**Required work:**
Find each line holding "time" and copy it out.

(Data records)
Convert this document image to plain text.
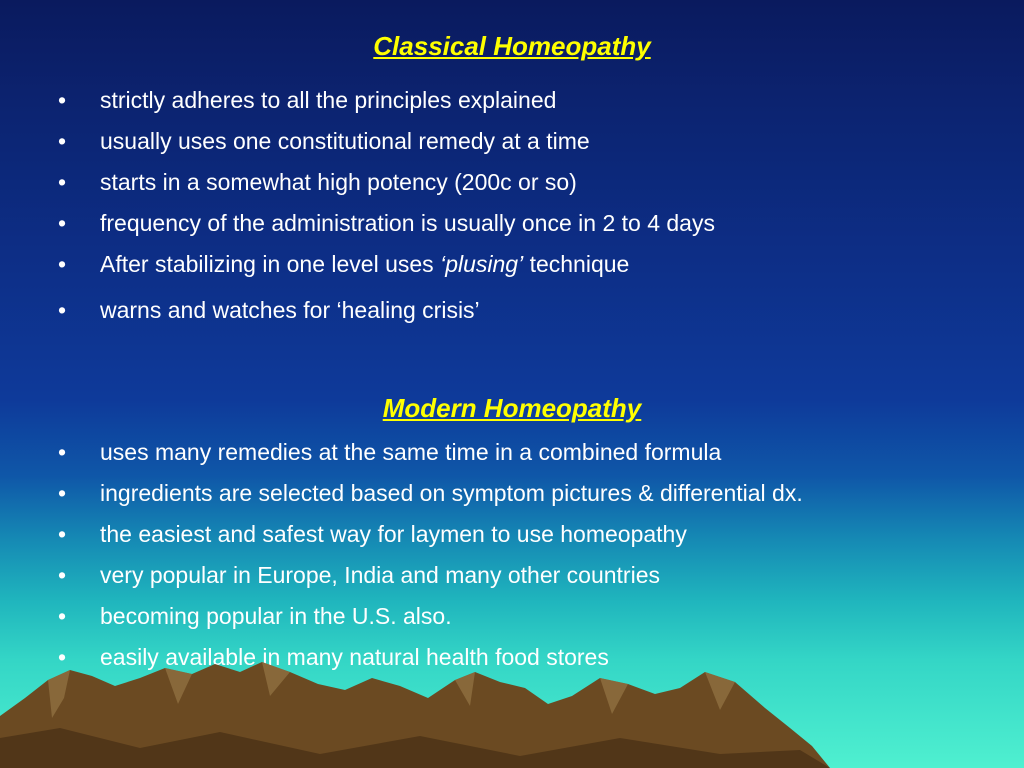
Classical Homeopathy
• strictly adheres to all the principles explained
• usually uses one constitutional remedy at a time
• starts in a somewhat high potency (200c or so)
• frequency of the administration is usually once in 2 to 4 days
• After stabilizing in one level uses ‘plusing’ technique
• warns and watches for ‘healing crisis’
Modern Homeopathy
• uses many remedies at the same time in a combined formula
• ingredients are selected based on symptom pictures & differential dx.
• the easiest and safest way for laymen to use homeopathy
• very popular in Europe, India and many other countries
• becoming popular in the U.S. also.
• easily available in many natural health food stores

**Answer to the problem:**
• usually uses one constitutional remedy at a time
• uses many remedies at the same time in a combined formula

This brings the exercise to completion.